Only the pictures are left out: repeat the rest of the entries exactly.

(Saved entries)
****

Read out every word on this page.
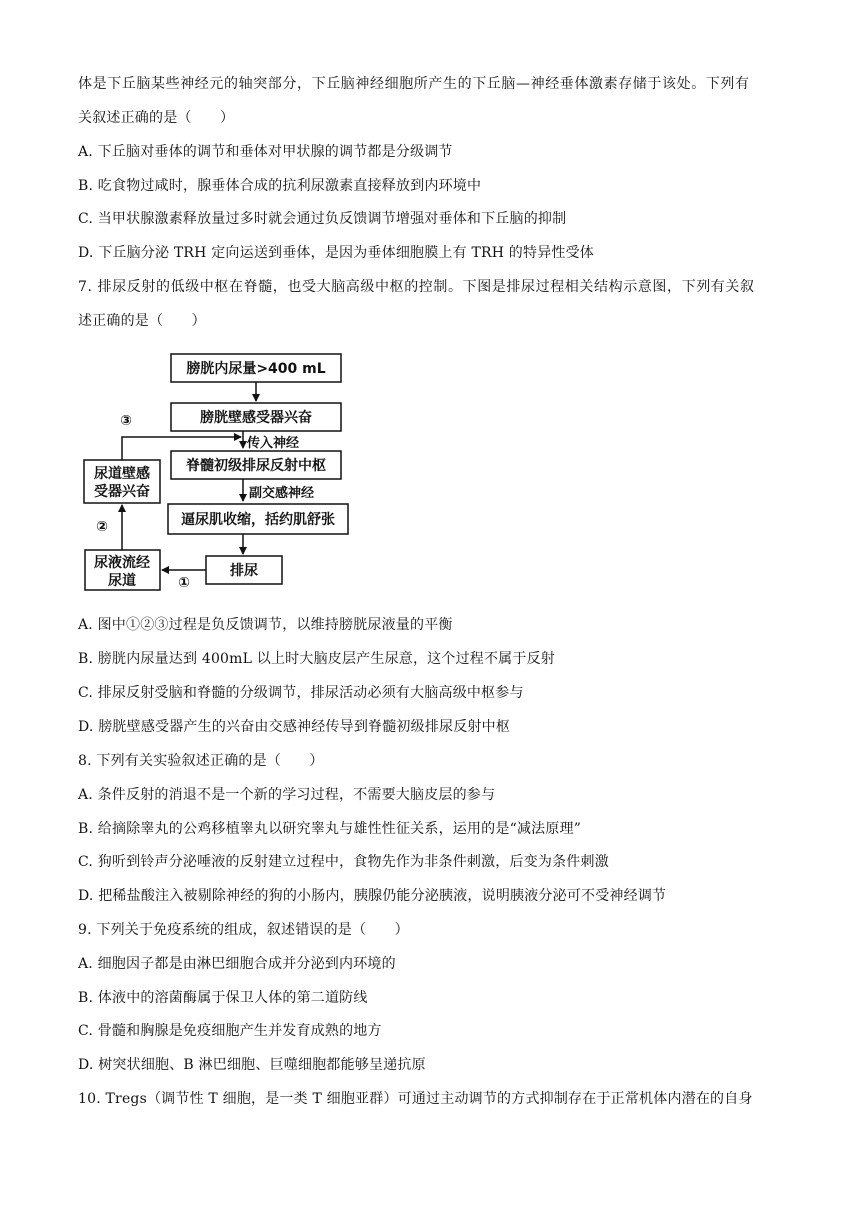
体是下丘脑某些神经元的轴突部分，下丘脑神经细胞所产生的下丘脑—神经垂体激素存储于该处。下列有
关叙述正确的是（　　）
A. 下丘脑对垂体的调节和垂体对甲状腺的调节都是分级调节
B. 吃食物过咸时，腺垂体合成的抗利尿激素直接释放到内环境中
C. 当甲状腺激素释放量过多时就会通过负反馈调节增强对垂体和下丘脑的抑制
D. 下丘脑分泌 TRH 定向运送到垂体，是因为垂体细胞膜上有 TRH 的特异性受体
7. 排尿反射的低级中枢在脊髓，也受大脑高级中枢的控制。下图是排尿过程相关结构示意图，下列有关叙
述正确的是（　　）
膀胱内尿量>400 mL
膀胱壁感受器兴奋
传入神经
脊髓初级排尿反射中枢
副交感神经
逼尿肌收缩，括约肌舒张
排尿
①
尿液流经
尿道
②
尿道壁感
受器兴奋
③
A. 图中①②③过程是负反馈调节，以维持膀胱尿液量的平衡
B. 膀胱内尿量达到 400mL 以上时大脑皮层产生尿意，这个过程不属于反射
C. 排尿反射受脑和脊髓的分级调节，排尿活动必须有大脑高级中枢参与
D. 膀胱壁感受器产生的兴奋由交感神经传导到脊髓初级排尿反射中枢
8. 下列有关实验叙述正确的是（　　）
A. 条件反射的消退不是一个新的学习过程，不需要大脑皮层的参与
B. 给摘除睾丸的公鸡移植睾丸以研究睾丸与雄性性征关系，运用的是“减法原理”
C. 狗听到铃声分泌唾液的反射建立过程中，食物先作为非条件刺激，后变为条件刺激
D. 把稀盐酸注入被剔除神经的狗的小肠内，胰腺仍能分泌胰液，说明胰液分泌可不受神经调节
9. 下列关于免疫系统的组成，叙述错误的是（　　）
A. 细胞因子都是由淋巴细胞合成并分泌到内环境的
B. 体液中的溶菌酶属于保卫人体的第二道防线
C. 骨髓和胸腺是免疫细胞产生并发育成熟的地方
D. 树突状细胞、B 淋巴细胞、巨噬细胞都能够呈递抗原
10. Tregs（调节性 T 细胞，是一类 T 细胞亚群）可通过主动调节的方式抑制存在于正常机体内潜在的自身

****

**Task answer:**
Read out every word on this page.
体是下丘脑某些神经元的轴突部分，下丘脑神经细胞所产生的下丘脑—神经垂体激素存储于该处。下列有
关叙述正确的是（　　）
A. 下丘脑对垂体的调节和垂体对甲状腺的调节都是分级调节
B. 吃食物过咸时，腺垂体合成的抗利尿激素直接释放到内环境中
C. 当甲状腺激素释放量过多时就会通过负反馈调节增强对垂体和下丘脑的抑制
D. 下丘脑分泌 TRH 定向运送到垂体，是因为垂体细胞膜上有 TRH 的特异性受体
7. 排尿反射的低级中枢在脊髓，也受大脑高级中枢的控制。下图是排尿过程相关结构示意图，下列有关叙
述正确的是（　　）
膀胱内尿量>400 mL
膀胱壁感受器兴奋
传入神经
脊髓初级排尿反射中枢
副交感神经
逼尿肌收缩，括约肌舒张
排尿
①
尿液流经
尿道
②
尿道壁感
受器兴奋
③
A. 图中①②③过程是负反馈调节，以维持膀胱尿液量的平衡
B. 膀胱内尿量达到 400mL 以上时大脑皮层产生尿意，这个过程不属于反射
C. 排尿反射受脑和脊髓的分级调节，排尿活动必须有大脑高级中枢参与
D. 膀胱壁感受器产生的兴奋由交感神经传导到脊髓初级排尿反射中枢
8. 下列有关实验叙述正确的是（　　）
A. 条件反射的消退不是一个新的学习过程，不需要大脑皮层的参与
B. 给摘除睾丸的公鸡移植睾丸以研究睾丸与雄性性征关系，运用的是“减法原理”
C. 狗听到铃声分泌唾液的反射建立过程中，食物先作为非条件刺激，后变为条件刺激
D. 把稀盐酸注入被剔除神经的狗的小肠内，胰腺仍能分泌胰液，说明胰液分泌可不受神经调节
9. 下列关于免疫系统的组成，叙述错误的是（　　）
A. 细胞因子都是由淋巴细胞合成并分泌到内环境的
B. 体液中的溶菌酶属于保卫人体的第二道防线
C. 骨髓和胸腺是免疫细胞产生并发育成熟的地方
D. 树突状细胞、B 淋巴细胞、巨噬细胞都能够呈递抗原
10. Tregs（调节性 T 细胞，是一类 T 细胞亚群）可通过主动调节的方式抑制存在于正常机体内潜在的自身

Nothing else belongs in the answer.